-- Start Data in this exercise --

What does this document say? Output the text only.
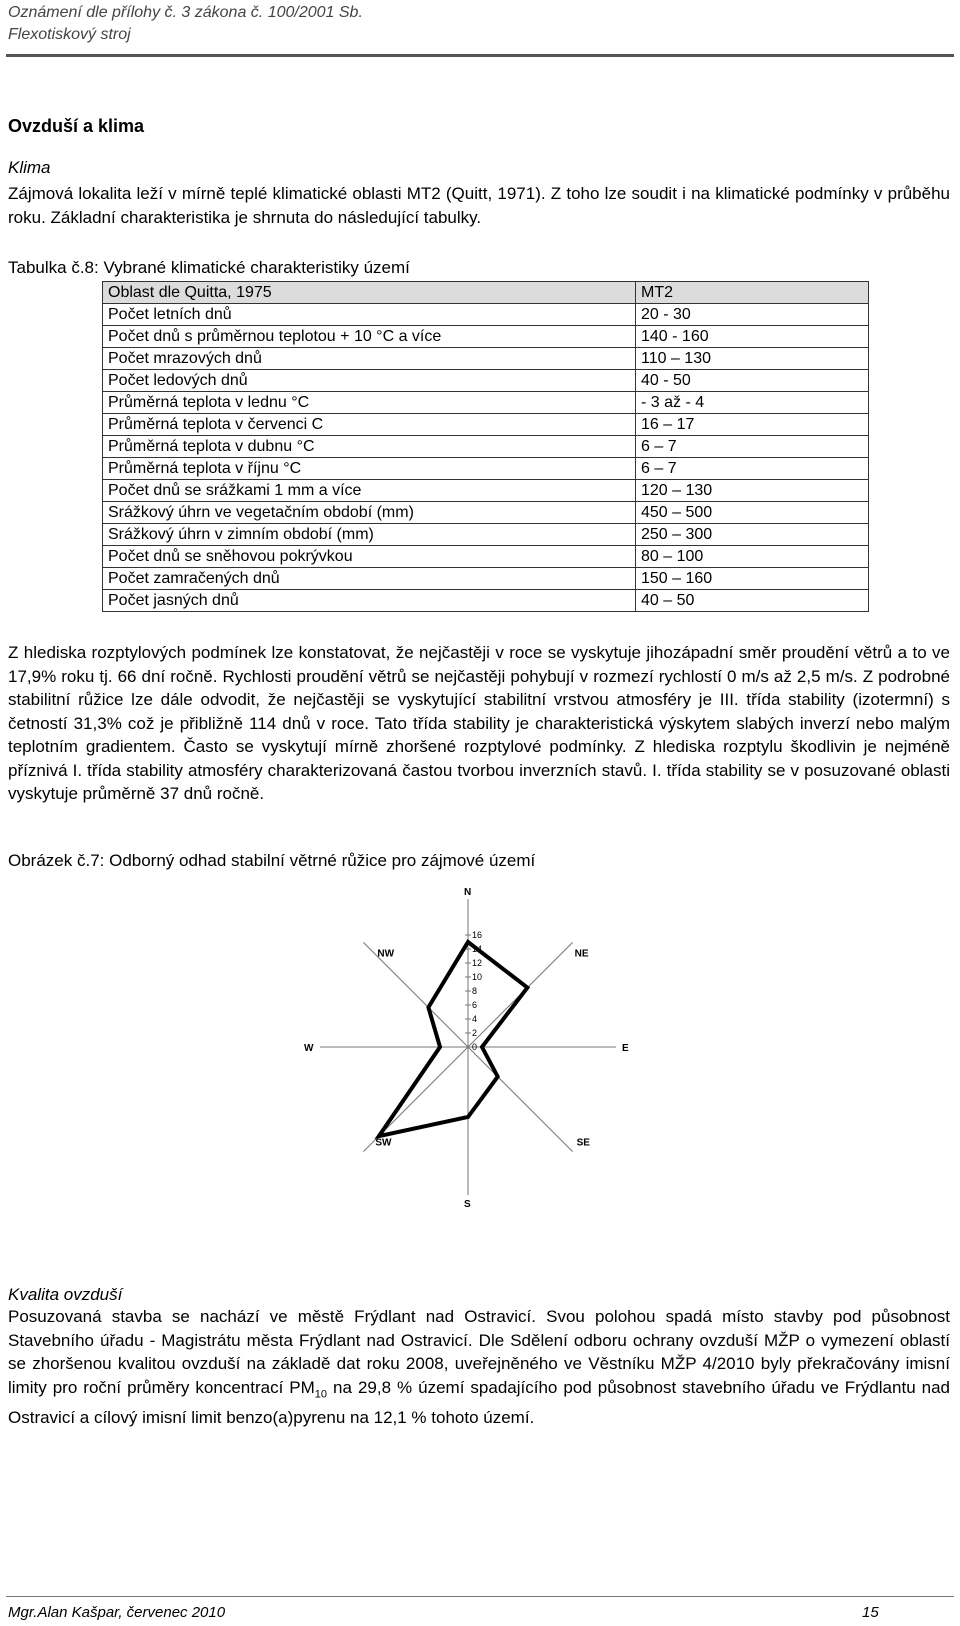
Oznámení dle přílohy č. 3 zákona č. 100/2001 Sb.
Flexotiskový stroj
Ovzduší a klima
Klima
Zájmová lokalita leží v mírně teplé klimatické oblasti MT2 (Quitt, 1971). Z toho lze soudit i na klimatické podmínky v průběhu roku. Základní charakteristika je shrnuta do následující tabulky.
Tabulka č.8: Vybrané klimatické charakteristiky území
Oblast dle Quitta, 1975	MT2
Počet letních dnů	20 - 30
Počet dnů s průměrnou teplotou + 10 °C a více	140 - 160
Počet mrazových dnů	110 – 130
Počet ledových dnů	40 - 50
Průměrná teplota v lednu °C	- 3 až - 4
Průměrná teplota v červenci C	16 – 17
Průměrná teplota v dubnu °C	6 – 7
Průměrná teplota v říjnu °C	6 – 7
Počet dnů se srážkami 1 mm a více	120 – 130
Srážkový úhrn ve vegetačním období (mm)	450 – 500
Srážkový úhrn v zimním období (mm)	250 – 300
Počet dnů se sněhovou pokrývkou	80 – 100
Počet zamračených dnů	150 – 160
Počet jasných dnů	40 – 50
Z hlediska rozptylových podmínek lze konstatovat, že nejčastěji v roce se vyskytuje jihozápadní směr proudění větrů a to ve 17,9% roku tj. 66 dní ročně. Rychlosti proudění větrů se nejčastěji pohybují v rozmezí rychlostí 0 m/s až 2,5 m/s. Z podrobné stabilitní růžice lze dále odvodit, že nejčastěji se vyskytující stabilitní vrstvou atmosféry je III. třída stability (izotermní) s četností 31,3% což je přibližně 114 dnů v roce. Tato třída stability je charakteristická výskytem slabých inverzí nebo malým teplotním gradientem. Často se vyskytují mírně zhoršené rozptylové podmínky. Z hlediska rozptylu škodlivin je nejméně příznivá I. třída stability atmosféry charakterizovaná častou tvorbou inverzních stavů. I. třída stability se v posuzované oblasti vyskytuje průměrně 37 dnů ročně.
Obrázek č.7: Odborný odhad stabilní větrné růžice pro zájmové území
16
14
12
10
8
6
4
2
0
N
NE
E
SE
S
SW
W
NW
Kvalita ovzduší
Posuzovaná stavba se nachází ve městě Frýdlant nad Ostravicí. Svou polohou spadá místo stavby pod působnost Stavebního úřadu - Magistrátu města Frýdlant nad Ostravicí. Dle Sdělení odboru ochrany ovzduší MŽP o vymezení oblastí se zhoršenou kvalitou ovzduší na základě dat roku 2008, uveřejněného ve Věstníku MŽP 4/2010 byly překračovány imisní limity pro roční průměry koncentrací $PM_{10}$ na 29,8 % území spadajícího pod působnost stavebního úřadu ve Frýdlantu nad Ostravicí a cílový imisní limit benzo(a)pyrenu na 12,1 % tohoto území.
Mgr.Alan Kašpar, červenec 2010	15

-- End Data in this exercise --

### Set problem
Print the complete listing exactly as it stands, without its pictures.

### Output of the exercise
What does this document say? Output the text only.
Oznámení dle přílohy č. 3 zákona č. 100/2001 Sb.
Flexotiskový stroj
Ovzduší a klima
Klima
Zájmová lokalita leží v mírně teplé klimatické oblasti MT2 (Quitt, 1971). Z toho lze soudit i na klimatické podmínky v průběhu roku. Základní charakteristika je shrnuta do následující tabulky.
Tabulka č.8: Vybrané klimatické charakteristiky území
Oblast dle Quitta, 1975	MT2
Počet letních dnů	20 - 30
Počet dnů s průměrnou teplotou + 10 °C a více	140 - 160
Počet mrazových dnů	110 – 130
Počet ledových dnů	40 - 50
Průměrná teplota v lednu °C	- 3 až - 4
Průměrná teplota v červenci C	16 – 17
Průměrná teplota v dubnu °C	6 – 7
Průměrná teplota v říjnu °C	6 – 7
Počet dnů se srážkami 1 mm a více	120 – 130
Srážkový úhrn ve vegetačním období (mm)	450 – 500
Srážkový úhrn v zimním období (mm)	250 – 300
Počet dnů se sněhovou pokrývkou	80 – 100
Počet zamračených dnů	150 – 160
Počet jasných dnů	40 – 50
Z hlediska rozptylových podmínek lze konstatovat, že nejčastěji v roce se vyskytuje jihozápadní směr proudění větrů a to ve 17,9% roku tj. 66 dní ročně. Rychlosti proudění větrů se nejčastěji pohybují v rozmezí rychlostí 0 m/s až 2,5 m/s. Z podrobné stabilitní růžice lze dále odvodit, že nejčastěji se vyskytující stabilitní vrstvou atmosféry je III. třída stability (izotermní) s četností 31,3% což je přibližně 114 dnů v roce. Tato třída stability je charakteristická výskytem slabých inverzí nebo malým teplotním gradientem. Často se vyskytují mírně zhoršené rozptylové podmínky. Z hlediska rozptylu škodlivin je nejméně příznivá I. třída stability atmosféry charakterizovaná častou tvorbou inverzních stavů. I. třída stability se v posuzované oblasti vyskytuje průměrně 37 dnů ročně.
Obrázek č.7: Odborný odhad stabilní větrné růžice pro zájmové území
16
14
12
10
8
6
4
2
0
N
NE
E
SE
S
SW
W
NW
Kvalita ovzduší
Posuzovaná stavba se nachází ve městě Frýdlant nad Ostravicí. Svou polohou spadá místo stavby pod působnost Stavebního úřadu - Magistrátu města Frýdlant nad Ostravicí. Dle Sdělení odboru ochrany ovzduší MŽP o vymezení oblastí se zhoršenou kvalitou ovzduší na základě dat roku 2008, uveřejněného ve Věstníku MŽP 4/2010 byly překračovány imisní limity pro roční průměry koncentrací $PM_{10}$ na 29,8 % území spadajícího pod působnost stavebního úřadu ve Frýdlantu nad Ostravicí a cílový imisní limit benzo(a)pyrenu na 12,1 % tohoto území.
Mgr.Alan Kašpar, červenec 2010	15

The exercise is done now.